_Task goal_
Copy out each line featuring the string "Honneur" from the entries beneath.

------ Input data

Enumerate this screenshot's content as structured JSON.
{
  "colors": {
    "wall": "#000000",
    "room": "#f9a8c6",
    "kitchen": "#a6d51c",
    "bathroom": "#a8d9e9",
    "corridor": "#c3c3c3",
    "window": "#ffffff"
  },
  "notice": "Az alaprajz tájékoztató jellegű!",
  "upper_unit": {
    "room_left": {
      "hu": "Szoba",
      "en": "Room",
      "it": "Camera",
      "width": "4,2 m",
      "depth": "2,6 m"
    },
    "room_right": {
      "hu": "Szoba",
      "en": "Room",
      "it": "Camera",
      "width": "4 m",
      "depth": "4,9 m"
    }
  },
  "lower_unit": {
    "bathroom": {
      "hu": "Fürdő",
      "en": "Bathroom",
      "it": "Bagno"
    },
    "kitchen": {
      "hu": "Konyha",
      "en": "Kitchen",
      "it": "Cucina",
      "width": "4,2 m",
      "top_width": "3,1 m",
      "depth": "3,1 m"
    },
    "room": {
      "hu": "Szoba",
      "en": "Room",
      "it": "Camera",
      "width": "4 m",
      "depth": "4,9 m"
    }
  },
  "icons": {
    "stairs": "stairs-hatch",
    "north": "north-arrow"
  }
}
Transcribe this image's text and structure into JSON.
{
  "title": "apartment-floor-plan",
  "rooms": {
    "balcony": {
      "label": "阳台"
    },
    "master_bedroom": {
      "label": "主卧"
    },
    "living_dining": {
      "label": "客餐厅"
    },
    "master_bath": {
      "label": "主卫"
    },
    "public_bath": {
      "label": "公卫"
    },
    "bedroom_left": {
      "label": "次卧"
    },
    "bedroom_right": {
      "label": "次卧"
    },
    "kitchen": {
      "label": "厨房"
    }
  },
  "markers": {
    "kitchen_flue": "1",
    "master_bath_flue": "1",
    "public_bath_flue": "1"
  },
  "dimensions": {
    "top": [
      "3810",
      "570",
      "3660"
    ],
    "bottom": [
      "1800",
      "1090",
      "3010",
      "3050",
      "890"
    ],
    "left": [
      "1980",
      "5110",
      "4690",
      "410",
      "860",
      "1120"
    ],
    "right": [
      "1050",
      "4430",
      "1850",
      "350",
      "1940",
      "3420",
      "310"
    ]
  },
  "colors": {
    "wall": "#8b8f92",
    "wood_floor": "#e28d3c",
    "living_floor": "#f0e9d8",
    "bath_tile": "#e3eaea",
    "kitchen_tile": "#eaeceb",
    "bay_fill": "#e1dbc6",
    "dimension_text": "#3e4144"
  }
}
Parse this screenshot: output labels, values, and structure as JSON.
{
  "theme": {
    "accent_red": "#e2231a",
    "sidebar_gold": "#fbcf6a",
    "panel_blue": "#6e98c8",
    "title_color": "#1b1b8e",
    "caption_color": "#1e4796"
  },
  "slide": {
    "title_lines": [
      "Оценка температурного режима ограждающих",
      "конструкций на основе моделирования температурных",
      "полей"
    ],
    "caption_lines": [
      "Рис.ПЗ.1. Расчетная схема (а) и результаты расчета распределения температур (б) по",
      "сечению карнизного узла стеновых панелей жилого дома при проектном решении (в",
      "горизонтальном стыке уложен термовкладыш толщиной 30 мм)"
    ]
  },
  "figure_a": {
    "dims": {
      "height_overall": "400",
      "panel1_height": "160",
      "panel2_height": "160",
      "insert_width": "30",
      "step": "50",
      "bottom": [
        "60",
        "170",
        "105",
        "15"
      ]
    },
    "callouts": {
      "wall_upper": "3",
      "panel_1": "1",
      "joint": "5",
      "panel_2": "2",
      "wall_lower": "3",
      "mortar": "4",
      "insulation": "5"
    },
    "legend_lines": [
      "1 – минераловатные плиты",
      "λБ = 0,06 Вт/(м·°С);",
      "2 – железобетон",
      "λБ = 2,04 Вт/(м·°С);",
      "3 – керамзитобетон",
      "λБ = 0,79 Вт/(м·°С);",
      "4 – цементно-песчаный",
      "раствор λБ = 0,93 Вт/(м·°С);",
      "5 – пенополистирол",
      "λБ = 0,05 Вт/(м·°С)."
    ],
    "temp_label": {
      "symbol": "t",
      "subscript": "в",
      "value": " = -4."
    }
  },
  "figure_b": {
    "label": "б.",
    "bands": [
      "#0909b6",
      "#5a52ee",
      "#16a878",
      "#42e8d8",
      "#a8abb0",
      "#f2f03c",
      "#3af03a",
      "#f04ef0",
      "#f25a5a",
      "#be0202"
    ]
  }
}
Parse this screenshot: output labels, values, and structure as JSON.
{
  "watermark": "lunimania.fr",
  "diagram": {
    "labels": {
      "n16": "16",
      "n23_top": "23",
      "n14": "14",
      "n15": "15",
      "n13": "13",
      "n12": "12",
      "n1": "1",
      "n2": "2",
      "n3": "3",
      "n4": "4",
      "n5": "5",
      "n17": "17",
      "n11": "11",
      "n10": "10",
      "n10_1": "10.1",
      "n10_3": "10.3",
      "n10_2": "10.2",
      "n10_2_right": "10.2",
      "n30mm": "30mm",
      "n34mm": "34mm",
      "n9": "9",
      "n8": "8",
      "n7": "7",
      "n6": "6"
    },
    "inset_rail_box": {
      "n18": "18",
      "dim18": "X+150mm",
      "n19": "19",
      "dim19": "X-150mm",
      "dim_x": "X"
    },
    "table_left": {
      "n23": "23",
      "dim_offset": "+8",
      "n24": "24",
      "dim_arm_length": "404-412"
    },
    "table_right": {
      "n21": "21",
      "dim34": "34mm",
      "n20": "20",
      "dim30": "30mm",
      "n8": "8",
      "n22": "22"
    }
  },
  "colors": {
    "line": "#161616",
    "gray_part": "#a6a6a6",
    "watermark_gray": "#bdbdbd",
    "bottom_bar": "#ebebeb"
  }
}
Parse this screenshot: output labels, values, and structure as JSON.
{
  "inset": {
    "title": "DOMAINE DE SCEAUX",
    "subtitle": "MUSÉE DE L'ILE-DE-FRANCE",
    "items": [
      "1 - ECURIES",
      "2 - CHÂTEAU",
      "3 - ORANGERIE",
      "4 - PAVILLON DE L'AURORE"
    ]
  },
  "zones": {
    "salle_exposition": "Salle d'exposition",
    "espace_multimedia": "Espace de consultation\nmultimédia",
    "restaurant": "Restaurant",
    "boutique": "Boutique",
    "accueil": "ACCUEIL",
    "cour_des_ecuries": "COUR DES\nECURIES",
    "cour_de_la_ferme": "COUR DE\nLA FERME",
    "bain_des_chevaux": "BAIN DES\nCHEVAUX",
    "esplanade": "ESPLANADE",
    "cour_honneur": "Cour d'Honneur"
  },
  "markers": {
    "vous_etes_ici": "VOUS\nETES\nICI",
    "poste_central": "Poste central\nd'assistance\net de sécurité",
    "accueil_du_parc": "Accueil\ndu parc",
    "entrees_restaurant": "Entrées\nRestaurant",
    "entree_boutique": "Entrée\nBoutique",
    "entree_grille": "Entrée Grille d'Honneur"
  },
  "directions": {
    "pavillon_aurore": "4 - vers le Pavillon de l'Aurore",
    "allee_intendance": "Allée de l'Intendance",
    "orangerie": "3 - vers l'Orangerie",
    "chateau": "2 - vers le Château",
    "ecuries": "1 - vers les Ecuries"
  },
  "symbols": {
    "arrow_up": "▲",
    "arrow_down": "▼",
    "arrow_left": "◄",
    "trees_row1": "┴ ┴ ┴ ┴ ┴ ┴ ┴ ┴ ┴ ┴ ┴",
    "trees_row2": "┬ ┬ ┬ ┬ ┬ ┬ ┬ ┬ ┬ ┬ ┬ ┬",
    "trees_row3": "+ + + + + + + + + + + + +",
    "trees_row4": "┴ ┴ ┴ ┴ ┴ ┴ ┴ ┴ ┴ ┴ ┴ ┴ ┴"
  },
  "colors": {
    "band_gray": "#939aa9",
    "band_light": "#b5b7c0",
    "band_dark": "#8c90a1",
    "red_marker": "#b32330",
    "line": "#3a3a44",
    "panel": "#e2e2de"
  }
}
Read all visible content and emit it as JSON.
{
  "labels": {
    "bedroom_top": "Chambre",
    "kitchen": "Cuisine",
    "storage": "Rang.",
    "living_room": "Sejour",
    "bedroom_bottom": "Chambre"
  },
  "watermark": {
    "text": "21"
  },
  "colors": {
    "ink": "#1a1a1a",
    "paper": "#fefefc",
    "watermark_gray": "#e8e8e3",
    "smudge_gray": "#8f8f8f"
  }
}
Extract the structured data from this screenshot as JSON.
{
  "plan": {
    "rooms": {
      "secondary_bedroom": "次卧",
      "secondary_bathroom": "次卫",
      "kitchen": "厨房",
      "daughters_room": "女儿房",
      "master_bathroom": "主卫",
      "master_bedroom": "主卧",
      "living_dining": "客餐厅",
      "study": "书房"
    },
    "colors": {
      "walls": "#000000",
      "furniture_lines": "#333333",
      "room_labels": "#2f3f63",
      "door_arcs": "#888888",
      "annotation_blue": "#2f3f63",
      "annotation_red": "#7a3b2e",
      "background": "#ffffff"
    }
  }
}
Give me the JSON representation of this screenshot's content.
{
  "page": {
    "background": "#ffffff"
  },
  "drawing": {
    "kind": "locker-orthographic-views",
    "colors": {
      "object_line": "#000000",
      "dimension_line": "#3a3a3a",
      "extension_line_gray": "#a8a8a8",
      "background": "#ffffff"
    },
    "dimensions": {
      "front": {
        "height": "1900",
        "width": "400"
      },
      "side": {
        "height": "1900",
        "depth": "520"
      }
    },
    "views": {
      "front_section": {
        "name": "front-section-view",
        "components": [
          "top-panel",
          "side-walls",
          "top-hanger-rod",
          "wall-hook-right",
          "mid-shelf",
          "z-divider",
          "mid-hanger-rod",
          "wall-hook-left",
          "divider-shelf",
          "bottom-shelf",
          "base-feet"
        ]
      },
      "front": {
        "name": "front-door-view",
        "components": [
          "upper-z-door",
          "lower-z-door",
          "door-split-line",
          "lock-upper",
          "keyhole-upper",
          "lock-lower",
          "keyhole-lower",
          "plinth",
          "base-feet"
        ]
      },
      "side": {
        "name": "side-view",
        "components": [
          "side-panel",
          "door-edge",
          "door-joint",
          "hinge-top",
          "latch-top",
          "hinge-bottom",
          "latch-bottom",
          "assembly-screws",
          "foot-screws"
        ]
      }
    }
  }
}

------------

_Complete response_
    "cour_honneur": "Cour d'Honneur"
    "entree_grille": "Entrée Grille d'Honneur"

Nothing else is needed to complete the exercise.